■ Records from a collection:
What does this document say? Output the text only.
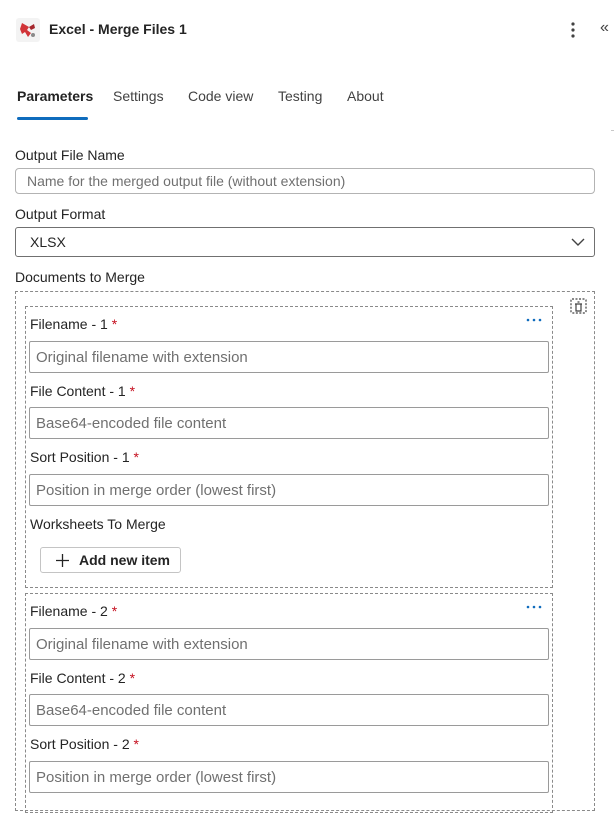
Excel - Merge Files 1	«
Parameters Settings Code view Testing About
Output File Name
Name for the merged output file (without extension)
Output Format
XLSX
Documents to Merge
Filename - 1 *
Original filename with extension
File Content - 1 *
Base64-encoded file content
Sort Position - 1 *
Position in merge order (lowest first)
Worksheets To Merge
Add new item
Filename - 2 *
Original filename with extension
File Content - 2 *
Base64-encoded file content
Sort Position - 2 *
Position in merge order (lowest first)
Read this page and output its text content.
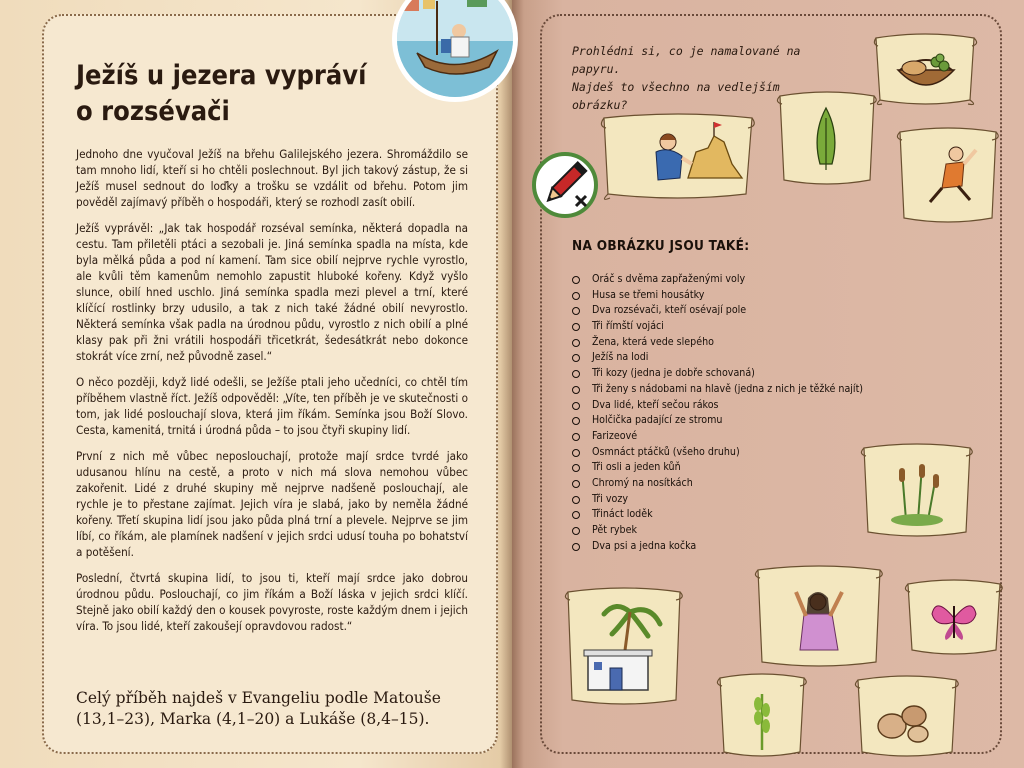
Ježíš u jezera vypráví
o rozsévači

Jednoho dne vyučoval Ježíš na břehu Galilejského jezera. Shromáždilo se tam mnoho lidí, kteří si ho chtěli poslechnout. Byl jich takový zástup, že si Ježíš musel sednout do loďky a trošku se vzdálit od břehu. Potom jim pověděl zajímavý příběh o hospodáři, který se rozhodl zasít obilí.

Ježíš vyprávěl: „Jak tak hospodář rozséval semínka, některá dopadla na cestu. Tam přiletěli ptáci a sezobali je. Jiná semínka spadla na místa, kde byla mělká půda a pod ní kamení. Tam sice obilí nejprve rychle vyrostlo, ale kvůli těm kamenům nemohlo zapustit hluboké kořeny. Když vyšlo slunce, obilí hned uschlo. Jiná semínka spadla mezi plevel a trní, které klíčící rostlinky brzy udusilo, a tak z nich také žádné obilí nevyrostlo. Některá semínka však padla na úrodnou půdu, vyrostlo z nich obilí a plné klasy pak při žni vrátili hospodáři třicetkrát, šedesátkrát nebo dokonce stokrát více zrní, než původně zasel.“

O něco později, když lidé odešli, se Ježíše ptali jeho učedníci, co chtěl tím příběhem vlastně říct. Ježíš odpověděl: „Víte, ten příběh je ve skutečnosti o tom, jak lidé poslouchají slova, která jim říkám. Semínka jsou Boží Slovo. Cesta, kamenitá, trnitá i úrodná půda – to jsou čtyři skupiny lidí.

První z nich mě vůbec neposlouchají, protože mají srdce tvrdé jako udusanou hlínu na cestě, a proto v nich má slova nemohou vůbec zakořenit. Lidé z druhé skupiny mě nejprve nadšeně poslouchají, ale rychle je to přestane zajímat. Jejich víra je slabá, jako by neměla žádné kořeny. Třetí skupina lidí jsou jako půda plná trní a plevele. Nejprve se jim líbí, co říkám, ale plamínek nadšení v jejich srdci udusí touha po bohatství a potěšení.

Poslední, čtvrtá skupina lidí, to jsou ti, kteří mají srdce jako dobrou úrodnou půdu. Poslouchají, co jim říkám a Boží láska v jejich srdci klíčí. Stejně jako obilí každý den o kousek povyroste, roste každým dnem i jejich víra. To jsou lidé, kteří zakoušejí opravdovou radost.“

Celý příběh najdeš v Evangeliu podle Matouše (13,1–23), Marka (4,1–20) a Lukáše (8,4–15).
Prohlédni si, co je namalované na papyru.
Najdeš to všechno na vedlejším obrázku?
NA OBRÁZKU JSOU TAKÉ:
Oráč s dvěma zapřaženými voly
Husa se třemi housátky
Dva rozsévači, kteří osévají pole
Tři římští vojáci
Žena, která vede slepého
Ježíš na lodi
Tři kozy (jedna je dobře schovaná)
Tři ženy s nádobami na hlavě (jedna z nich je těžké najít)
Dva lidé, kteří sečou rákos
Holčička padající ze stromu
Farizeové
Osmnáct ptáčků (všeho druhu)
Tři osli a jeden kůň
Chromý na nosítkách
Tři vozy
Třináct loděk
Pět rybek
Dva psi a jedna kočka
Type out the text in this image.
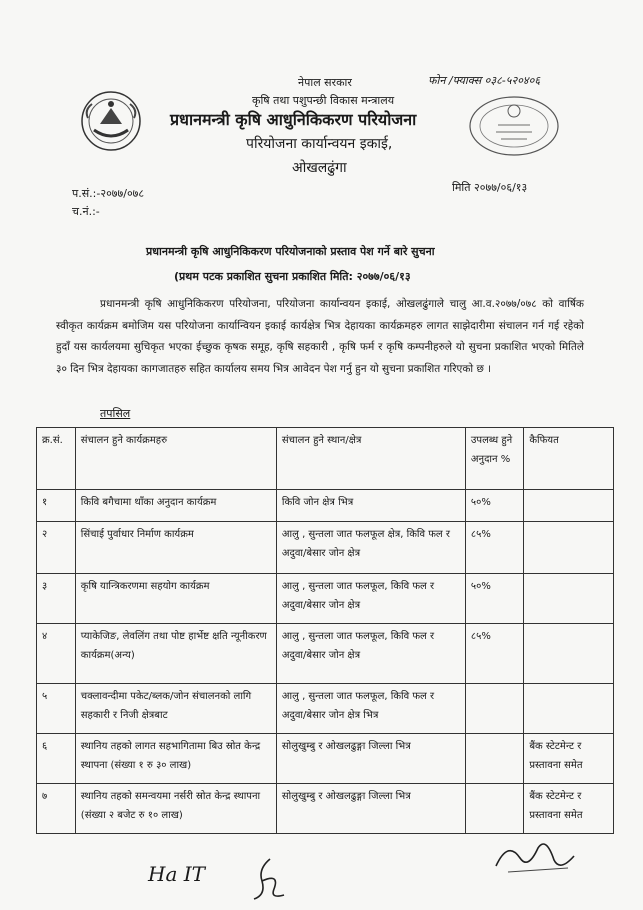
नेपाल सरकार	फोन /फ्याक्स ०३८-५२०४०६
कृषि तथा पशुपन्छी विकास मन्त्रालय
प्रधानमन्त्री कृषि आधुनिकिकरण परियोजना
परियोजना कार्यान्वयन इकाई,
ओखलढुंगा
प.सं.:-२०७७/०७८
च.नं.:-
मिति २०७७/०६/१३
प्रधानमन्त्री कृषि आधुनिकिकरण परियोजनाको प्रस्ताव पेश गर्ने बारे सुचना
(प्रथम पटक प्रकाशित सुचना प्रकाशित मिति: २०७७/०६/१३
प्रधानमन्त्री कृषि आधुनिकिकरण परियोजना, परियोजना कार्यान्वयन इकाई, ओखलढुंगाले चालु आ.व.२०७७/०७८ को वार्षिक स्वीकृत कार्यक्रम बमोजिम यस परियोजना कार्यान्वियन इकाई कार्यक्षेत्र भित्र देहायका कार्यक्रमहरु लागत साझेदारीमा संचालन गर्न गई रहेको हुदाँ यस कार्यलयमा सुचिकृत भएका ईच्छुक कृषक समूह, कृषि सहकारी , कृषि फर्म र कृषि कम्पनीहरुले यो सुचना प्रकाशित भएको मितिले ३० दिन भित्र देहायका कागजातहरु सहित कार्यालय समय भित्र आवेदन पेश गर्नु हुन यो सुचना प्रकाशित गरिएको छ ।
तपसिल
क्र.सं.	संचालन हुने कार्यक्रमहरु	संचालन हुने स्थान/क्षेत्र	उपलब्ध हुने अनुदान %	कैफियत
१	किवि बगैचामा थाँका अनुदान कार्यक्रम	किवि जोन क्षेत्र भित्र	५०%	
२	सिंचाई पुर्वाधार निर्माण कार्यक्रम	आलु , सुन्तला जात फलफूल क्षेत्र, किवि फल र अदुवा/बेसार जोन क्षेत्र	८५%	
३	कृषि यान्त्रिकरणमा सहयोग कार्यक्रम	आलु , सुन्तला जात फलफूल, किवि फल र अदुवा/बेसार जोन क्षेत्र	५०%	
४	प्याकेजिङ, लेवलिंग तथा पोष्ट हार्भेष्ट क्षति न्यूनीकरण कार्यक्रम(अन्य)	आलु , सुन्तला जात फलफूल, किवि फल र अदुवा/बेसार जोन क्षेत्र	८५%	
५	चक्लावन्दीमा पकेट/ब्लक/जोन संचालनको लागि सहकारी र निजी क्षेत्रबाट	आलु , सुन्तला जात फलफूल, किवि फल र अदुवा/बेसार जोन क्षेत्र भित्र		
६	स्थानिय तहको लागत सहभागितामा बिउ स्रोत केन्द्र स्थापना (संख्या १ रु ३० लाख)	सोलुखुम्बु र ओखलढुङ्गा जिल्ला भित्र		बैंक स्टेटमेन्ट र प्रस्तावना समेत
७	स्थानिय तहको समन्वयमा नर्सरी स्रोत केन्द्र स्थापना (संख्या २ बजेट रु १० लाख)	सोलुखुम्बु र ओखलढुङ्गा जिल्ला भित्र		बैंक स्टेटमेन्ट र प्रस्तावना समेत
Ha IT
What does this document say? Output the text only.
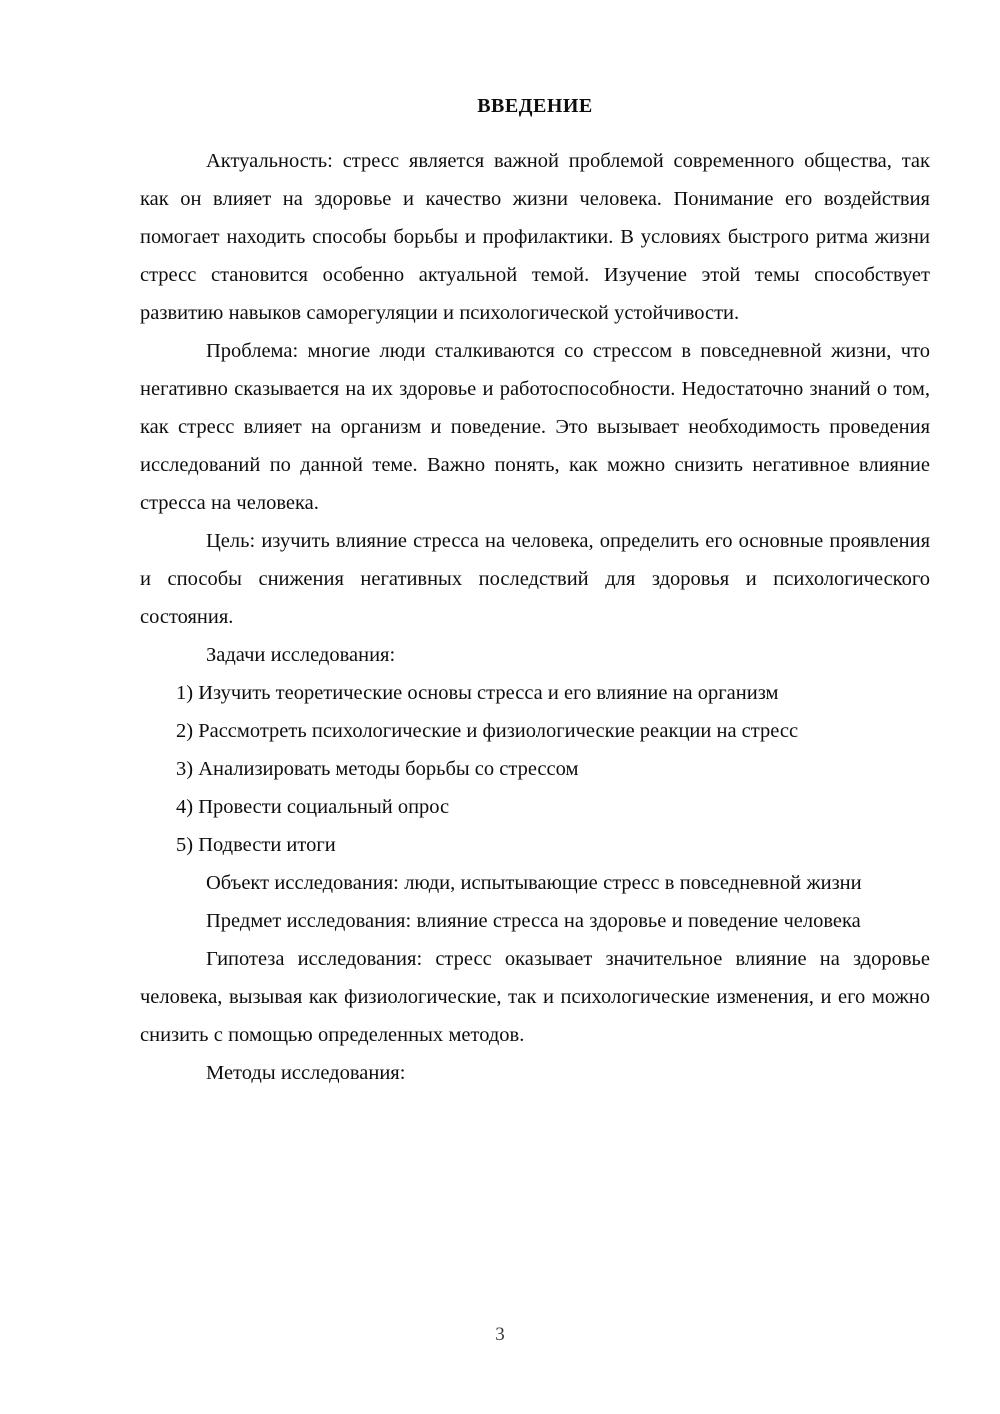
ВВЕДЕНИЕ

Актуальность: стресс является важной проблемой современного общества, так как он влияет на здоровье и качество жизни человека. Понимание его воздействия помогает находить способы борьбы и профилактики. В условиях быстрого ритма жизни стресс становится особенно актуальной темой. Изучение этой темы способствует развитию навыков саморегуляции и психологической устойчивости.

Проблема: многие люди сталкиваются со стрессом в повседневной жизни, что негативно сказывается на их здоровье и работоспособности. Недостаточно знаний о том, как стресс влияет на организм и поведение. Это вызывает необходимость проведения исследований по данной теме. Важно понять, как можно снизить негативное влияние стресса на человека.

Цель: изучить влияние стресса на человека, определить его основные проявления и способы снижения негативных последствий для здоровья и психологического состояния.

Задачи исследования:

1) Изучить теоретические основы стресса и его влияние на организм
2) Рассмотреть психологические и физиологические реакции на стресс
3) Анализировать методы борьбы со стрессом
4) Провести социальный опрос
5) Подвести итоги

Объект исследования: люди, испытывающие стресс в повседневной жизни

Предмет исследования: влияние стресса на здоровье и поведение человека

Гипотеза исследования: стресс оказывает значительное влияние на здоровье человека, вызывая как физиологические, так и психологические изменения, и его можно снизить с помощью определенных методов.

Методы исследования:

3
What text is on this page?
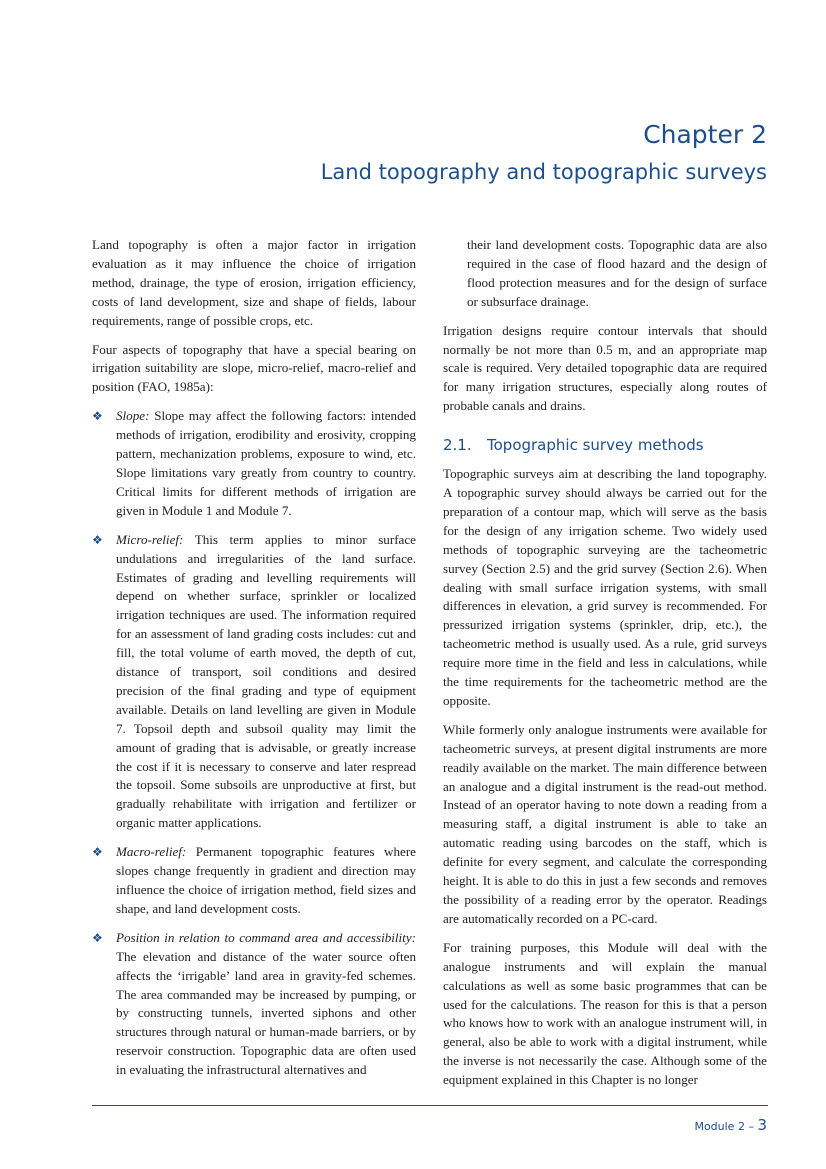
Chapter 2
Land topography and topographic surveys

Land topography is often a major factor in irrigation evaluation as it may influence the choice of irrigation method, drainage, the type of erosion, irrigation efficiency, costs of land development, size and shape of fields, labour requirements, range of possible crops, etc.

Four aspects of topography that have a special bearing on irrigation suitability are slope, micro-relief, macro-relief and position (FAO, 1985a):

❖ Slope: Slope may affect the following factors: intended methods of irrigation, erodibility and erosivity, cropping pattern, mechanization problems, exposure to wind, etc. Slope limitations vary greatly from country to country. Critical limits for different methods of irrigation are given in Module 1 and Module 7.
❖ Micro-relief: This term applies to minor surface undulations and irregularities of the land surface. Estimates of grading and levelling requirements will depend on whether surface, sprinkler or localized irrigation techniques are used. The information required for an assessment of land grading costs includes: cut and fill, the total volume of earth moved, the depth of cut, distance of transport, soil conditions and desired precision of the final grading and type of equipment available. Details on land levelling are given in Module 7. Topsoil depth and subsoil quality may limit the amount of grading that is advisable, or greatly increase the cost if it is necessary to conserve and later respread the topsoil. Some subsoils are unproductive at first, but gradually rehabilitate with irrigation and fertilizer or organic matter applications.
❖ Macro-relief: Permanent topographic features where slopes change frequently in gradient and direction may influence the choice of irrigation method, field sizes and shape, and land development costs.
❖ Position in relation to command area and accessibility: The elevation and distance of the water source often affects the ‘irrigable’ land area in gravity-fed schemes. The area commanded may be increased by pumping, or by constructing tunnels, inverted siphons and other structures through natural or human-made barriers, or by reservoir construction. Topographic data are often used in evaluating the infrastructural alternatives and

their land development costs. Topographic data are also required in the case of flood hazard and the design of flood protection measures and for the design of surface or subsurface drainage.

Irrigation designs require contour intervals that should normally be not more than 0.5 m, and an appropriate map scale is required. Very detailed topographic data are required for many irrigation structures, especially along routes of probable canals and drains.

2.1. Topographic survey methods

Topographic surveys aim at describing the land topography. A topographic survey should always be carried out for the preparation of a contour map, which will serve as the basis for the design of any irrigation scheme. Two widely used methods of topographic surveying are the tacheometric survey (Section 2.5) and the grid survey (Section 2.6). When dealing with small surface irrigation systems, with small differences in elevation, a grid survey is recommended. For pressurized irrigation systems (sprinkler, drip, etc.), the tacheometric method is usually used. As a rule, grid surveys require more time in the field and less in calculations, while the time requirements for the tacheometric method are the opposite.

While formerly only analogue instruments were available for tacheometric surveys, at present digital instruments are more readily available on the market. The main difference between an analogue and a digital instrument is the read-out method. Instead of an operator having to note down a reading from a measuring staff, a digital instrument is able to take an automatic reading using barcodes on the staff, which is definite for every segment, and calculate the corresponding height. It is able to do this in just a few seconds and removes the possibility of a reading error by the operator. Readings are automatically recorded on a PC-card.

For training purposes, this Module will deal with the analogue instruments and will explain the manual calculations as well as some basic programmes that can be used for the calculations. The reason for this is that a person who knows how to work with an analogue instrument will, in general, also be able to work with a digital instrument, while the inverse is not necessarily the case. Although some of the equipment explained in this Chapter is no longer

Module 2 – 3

■ GIVEN PROBLEM:
Using the listing above, show every line that includes the string "жизни".

■ REPLY:
Актуальность: стресс является важной проблемой современного общества, так как он влияет на здоровье и качество жизни человека. Понимание его воздействия помогает находить способы борьбы и профилактики. В условиях быстрого ритма жизни стресс становится особенно актуальной темой. Изучение этой темы способствует развитию навыков саморегуляции и психологической устойчивости.
Проблема: многие люди сталкиваются со стрессом в повседневной жизни, что негативно сказывается на их здоровье и работоспособности. Недостаточно знаний о том, как стресс влияет на организм и поведение. Это вызывает необходимость проведения исследований по данной теме. Важно понять, как можно снизить негативное влияние стресса на человека.
Объект исследования: люди, испытывающие стресс в повседневной жизни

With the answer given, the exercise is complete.